### RECORDS SHOWN
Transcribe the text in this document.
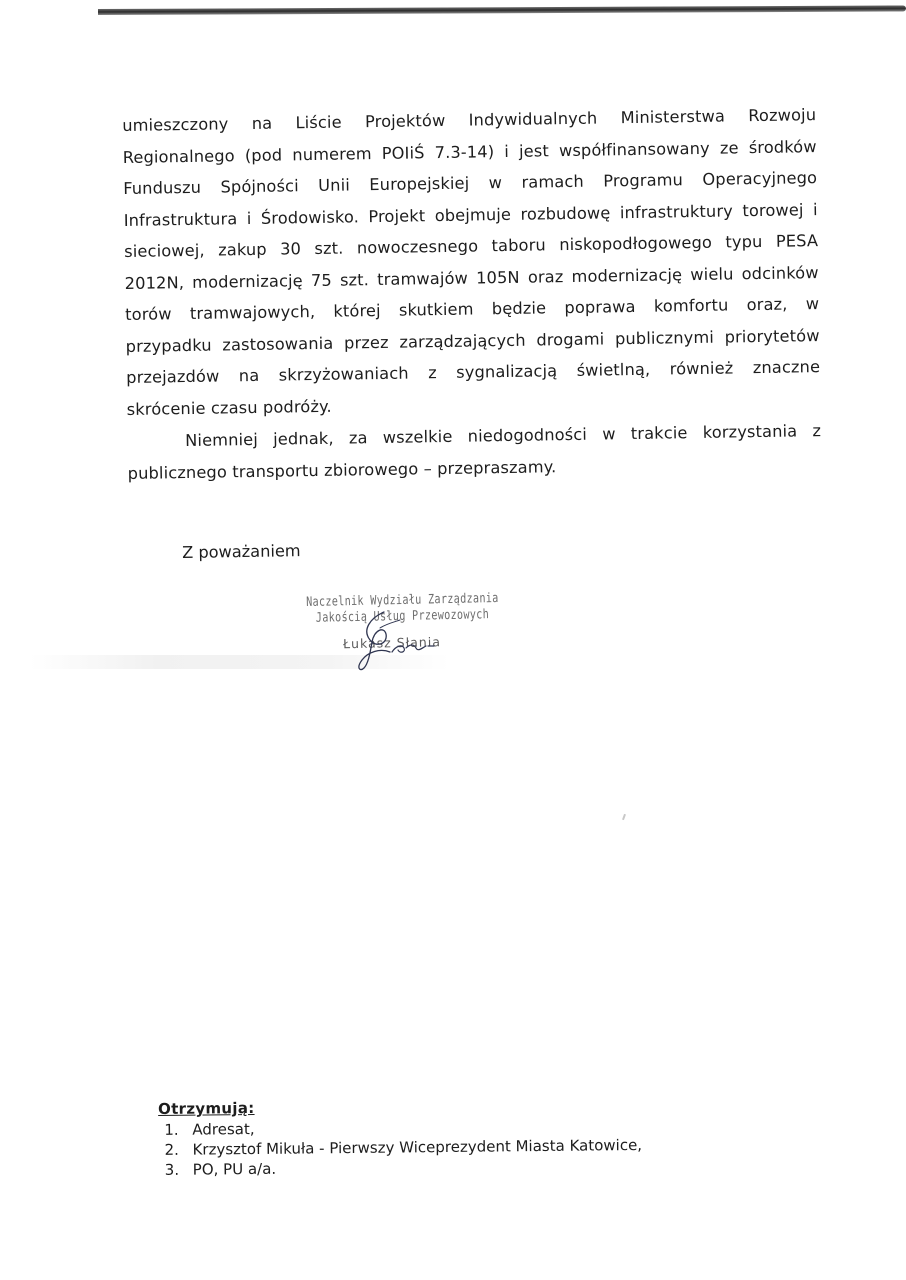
umieszczony na Liście Projektów Indywidualnych Ministerstwa Rozwoju
Regionalnego (pod numerem POIiŚ 7.3-14) i jest współfinansowany ze środków
Funduszu Spójności Unii Europejskiej w ramach Programu Operacyjnego
Infrastruktura i Środowisko. Projekt obejmuje rozbudowę infrastruktury torowej i
sieciowej, zakup 30 szt. nowoczesnego taboru niskopodłogowego typu PESA
2012N, modernizację 75 szt. tramwajów 105N oraz modernizację wielu odcinków
torów tramwajowych, której skutkiem będzie poprawa komfortu oraz, w
przypadku zastosowania przez zarządzających drogami publicznymi priorytetów
przejazdów na skrzyżowaniach z sygnalizacją świetlną, również znaczne
skrócenie czasu podróży.
Niemniej jednak, za wszelkie niedogodności w trakcie korzystania z
publicznego transportu zbiorowego – przepraszamy.
Z poważaniem
Naczelnik Wydziału Zarządzania
Jakością Usług Przewozowych
Łukasz Słania
Otrzymują:
1. Adresat,
2. Krzysztof Mikuła - Pierwszy Wiceprezydent Miasta Katowice,
3. PO, PU a/a.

### TASK DETAILS
Write out every record above exactly as it stands, but leave out the pictures.

### FULL SOLUTION
Transcribe the text in this document.
umieszczony na Liście Projektów Indywidualnych Ministerstwa Rozwoju
Regionalnego (pod numerem POIiŚ 7.3-14) i jest współfinansowany ze środków
Funduszu Spójności Unii Europejskiej w ramach Programu Operacyjnego
Infrastruktura i Środowisko. Projekt obejmuje rozbudowę infrastruktury torowej i
sieciowej, zakup 30 szt. nowoczesnego taboru niskopodłogowego typu PESA
2012N, modernizację 75 szt. tramwajów 105N oraz modernizację wielu odcinków
torów tramwajowych, której skutkiem będzie poprawa komfortu oraz, w
przypadku zastosowania przez zarządzających drogami publicznymi priorytetów
przejazdów na skrzyżowaniach z sygnalizacją świetlną, również znaczne
skrócenie czasu podróży.
Niemniej jednak, za wszelkie niedogodności w trakcie korzystania z
publicznego transportu zbiorowego – przepraszamy.
Z poważaniem
Naczelnik Wydziału Zarządzania
Jakością Usług Przewozowych
Łukasz Słania
Otrzymują:
1. Adresat,
2. Krzysztof Mikuła - Pierwszy Wiceprezydent Miasta Katowice,
3. PO, PU a/a.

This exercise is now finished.